◆ Task ◆
Scan the listing below and copy every line holding "each".
-- BEGIN Material supplied --
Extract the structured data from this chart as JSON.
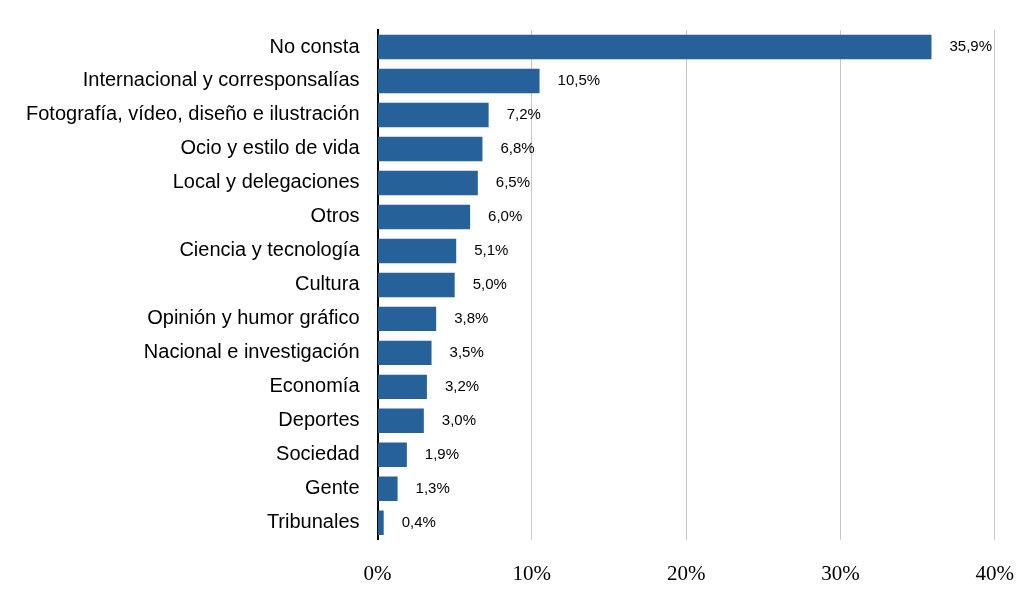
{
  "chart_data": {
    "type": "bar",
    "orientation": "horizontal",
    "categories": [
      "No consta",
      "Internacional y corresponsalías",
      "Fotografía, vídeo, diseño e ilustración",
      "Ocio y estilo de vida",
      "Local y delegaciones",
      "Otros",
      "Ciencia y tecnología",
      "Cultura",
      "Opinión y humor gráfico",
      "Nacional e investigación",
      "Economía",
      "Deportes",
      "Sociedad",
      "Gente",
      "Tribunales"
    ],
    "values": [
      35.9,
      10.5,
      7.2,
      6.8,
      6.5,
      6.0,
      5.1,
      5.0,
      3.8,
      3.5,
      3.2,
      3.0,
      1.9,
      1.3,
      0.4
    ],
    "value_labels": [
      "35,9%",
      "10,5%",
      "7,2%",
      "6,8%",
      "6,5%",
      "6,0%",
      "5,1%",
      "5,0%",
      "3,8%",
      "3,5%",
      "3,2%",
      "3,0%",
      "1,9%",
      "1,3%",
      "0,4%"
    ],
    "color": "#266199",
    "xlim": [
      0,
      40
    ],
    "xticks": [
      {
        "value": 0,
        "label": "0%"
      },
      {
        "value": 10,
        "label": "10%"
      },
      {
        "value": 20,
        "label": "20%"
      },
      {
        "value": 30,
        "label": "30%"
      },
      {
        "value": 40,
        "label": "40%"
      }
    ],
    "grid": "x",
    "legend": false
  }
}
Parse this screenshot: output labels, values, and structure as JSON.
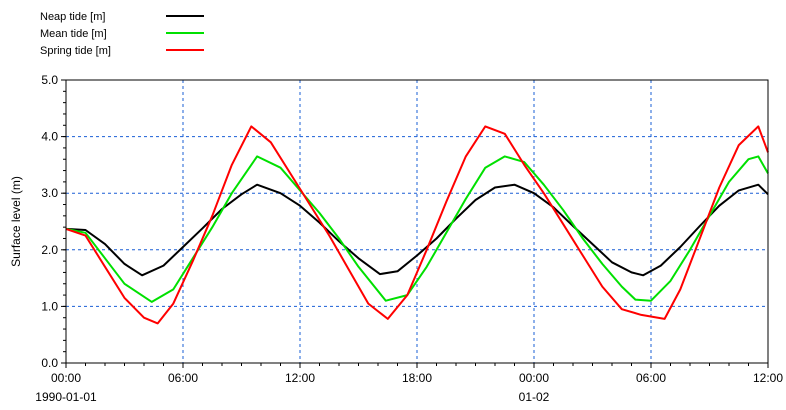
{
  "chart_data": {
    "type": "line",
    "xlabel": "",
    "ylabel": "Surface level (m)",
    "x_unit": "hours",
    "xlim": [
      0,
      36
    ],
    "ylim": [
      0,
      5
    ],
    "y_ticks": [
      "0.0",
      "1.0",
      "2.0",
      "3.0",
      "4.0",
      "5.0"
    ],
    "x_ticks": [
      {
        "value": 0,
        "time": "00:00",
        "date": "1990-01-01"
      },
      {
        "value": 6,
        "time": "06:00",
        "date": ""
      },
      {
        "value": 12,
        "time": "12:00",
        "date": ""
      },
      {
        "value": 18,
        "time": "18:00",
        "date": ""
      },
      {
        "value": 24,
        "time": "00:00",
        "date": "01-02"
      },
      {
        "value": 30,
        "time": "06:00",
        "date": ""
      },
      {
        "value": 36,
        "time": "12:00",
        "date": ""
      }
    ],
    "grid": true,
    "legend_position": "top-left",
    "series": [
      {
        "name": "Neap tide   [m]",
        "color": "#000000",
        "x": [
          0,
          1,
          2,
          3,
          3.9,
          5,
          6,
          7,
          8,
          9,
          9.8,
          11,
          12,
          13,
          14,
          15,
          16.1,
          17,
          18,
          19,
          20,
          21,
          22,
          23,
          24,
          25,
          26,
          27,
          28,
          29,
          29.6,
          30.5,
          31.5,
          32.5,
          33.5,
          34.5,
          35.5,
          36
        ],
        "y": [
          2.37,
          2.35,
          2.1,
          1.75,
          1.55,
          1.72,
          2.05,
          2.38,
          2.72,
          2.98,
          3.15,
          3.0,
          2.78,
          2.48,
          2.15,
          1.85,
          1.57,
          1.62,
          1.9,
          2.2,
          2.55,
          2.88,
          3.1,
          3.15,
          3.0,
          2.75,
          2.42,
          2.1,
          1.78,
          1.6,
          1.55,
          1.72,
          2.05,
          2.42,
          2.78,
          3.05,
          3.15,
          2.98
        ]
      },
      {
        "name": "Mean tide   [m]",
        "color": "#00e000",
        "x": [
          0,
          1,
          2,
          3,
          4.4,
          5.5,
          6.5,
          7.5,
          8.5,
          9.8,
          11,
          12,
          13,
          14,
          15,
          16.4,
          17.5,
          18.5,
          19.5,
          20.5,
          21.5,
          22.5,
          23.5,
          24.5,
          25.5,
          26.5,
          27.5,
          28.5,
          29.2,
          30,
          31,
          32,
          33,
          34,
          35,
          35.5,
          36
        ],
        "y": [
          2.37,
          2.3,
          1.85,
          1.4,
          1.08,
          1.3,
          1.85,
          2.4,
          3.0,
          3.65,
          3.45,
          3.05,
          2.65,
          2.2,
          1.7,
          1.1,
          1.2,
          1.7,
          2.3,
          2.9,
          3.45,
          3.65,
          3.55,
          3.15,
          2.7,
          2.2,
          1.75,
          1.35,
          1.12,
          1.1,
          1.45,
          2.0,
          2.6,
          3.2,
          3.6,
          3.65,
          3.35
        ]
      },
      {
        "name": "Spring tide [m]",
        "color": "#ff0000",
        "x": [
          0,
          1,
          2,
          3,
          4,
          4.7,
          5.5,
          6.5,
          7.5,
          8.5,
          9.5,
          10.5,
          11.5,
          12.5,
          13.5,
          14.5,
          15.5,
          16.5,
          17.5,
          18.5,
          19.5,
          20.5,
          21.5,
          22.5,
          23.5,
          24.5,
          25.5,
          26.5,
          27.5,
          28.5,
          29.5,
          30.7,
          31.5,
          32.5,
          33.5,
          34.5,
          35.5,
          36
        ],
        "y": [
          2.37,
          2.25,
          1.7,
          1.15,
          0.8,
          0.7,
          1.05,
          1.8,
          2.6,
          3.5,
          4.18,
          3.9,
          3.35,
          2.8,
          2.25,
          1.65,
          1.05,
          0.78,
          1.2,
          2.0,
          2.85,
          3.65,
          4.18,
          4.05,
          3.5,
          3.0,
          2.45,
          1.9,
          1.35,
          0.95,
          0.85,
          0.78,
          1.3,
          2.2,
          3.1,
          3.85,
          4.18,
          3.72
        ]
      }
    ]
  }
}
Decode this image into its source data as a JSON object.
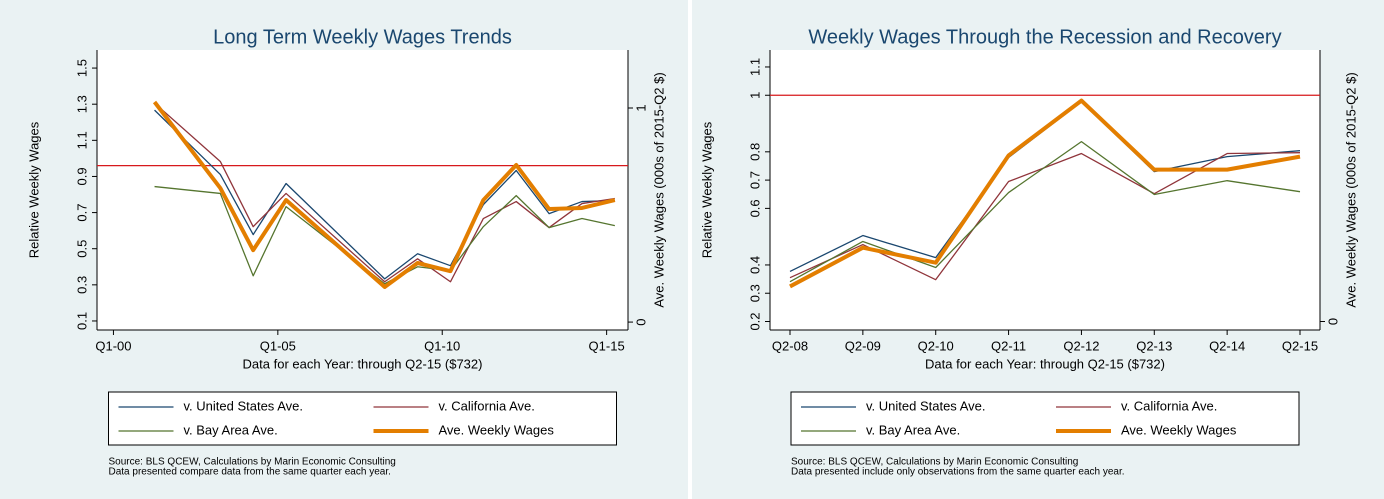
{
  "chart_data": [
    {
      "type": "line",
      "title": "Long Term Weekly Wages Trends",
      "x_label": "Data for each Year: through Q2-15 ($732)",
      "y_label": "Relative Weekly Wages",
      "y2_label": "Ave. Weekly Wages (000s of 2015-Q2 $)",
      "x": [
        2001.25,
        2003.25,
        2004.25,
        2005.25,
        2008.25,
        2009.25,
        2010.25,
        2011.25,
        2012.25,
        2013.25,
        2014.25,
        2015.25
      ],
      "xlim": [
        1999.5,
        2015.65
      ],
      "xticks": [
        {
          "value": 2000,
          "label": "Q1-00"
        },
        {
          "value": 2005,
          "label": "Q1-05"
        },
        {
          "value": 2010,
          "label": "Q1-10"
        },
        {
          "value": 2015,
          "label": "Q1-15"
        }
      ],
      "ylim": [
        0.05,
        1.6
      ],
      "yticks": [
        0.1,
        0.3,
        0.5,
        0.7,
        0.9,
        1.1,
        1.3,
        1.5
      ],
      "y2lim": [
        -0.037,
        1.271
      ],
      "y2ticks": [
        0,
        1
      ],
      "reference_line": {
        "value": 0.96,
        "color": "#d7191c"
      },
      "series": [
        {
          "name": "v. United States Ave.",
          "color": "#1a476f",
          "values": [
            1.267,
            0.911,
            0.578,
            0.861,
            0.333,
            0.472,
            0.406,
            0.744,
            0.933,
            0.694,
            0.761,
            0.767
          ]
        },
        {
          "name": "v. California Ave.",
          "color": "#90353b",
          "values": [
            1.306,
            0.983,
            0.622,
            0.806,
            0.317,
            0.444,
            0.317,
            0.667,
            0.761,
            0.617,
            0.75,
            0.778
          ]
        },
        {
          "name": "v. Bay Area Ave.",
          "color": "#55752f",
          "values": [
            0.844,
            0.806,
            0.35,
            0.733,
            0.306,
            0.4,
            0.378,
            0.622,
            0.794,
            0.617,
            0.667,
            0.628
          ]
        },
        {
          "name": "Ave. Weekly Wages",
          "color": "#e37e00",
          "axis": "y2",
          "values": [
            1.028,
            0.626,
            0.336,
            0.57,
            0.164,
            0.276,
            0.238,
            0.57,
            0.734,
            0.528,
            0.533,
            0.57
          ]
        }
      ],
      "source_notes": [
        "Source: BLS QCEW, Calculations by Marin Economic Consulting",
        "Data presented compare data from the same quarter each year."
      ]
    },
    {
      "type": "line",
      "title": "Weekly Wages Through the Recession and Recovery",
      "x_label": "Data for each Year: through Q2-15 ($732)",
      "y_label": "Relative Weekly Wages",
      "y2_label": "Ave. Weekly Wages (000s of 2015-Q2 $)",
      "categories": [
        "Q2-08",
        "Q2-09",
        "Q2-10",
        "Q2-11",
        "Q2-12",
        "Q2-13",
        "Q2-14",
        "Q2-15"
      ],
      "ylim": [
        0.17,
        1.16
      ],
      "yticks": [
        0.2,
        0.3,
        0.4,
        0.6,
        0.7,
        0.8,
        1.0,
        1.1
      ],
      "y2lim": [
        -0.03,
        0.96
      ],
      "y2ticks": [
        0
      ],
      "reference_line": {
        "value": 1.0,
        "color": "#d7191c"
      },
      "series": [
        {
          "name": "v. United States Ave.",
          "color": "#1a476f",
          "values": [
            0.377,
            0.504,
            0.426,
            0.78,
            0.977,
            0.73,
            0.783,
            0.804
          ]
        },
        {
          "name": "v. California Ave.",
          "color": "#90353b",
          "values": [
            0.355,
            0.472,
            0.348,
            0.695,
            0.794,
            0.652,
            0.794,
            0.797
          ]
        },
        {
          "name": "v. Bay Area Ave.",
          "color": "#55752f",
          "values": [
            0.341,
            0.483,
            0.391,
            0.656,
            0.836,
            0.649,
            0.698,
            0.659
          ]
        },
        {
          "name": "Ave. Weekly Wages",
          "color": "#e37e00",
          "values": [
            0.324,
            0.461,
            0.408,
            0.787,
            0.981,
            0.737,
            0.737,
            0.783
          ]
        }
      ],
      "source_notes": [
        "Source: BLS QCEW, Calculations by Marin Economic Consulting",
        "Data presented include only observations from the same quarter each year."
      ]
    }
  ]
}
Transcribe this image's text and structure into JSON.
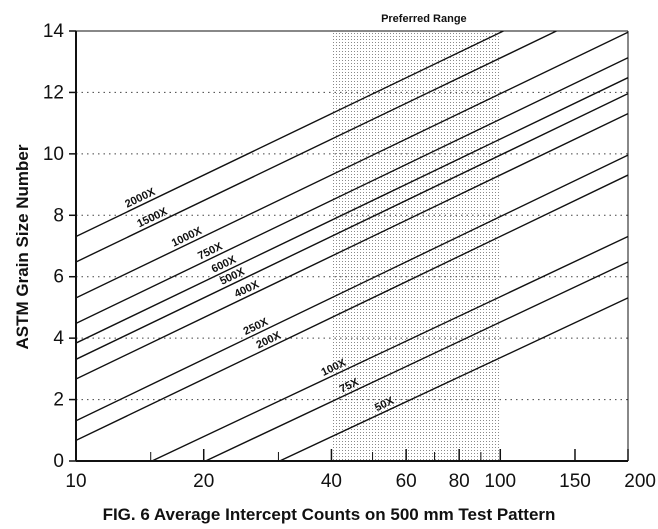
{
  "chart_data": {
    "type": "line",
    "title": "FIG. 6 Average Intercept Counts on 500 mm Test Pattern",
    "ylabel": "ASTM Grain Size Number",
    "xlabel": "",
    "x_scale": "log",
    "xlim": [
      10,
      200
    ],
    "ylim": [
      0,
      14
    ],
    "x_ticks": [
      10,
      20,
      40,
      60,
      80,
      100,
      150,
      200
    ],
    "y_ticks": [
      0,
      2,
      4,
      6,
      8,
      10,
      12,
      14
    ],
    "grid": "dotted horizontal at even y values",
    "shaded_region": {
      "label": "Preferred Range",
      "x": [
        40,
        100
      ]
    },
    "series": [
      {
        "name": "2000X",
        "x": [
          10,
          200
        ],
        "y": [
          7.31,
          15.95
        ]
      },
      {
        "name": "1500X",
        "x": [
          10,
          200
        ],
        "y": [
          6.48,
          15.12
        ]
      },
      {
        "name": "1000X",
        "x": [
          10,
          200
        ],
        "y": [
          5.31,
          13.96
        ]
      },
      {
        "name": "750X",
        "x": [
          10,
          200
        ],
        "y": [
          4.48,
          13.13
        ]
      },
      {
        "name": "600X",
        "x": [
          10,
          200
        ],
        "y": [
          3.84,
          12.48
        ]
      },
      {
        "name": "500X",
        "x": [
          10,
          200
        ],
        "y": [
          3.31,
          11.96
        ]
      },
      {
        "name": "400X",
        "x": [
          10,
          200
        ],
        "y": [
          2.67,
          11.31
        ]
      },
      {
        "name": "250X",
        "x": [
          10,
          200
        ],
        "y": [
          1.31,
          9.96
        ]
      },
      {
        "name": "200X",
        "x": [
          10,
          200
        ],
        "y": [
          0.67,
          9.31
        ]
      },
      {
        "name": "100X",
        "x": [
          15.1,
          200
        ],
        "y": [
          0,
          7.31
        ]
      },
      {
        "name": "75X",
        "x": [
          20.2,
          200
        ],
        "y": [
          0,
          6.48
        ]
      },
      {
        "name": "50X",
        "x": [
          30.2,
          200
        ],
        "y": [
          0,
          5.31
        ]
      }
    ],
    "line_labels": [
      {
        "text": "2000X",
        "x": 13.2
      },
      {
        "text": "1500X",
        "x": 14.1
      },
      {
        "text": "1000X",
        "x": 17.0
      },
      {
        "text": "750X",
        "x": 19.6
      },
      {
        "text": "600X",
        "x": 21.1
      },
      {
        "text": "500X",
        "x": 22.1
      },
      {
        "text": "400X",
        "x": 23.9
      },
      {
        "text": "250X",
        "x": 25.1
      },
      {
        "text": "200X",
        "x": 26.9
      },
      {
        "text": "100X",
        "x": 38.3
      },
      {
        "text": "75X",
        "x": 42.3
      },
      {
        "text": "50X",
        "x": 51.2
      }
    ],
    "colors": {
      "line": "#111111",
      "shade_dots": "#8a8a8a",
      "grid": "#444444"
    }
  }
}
-- END Material supplied --
◆ Response below ◆
      "x_label": "Data for each Year: through Q2-15 ($732)",
        "Data presented compare data from the same quarter each year."
      "x_label": "Data for each Year: through Q2-15 ($732)",
        "Data presented include only observations from the same quarter each year."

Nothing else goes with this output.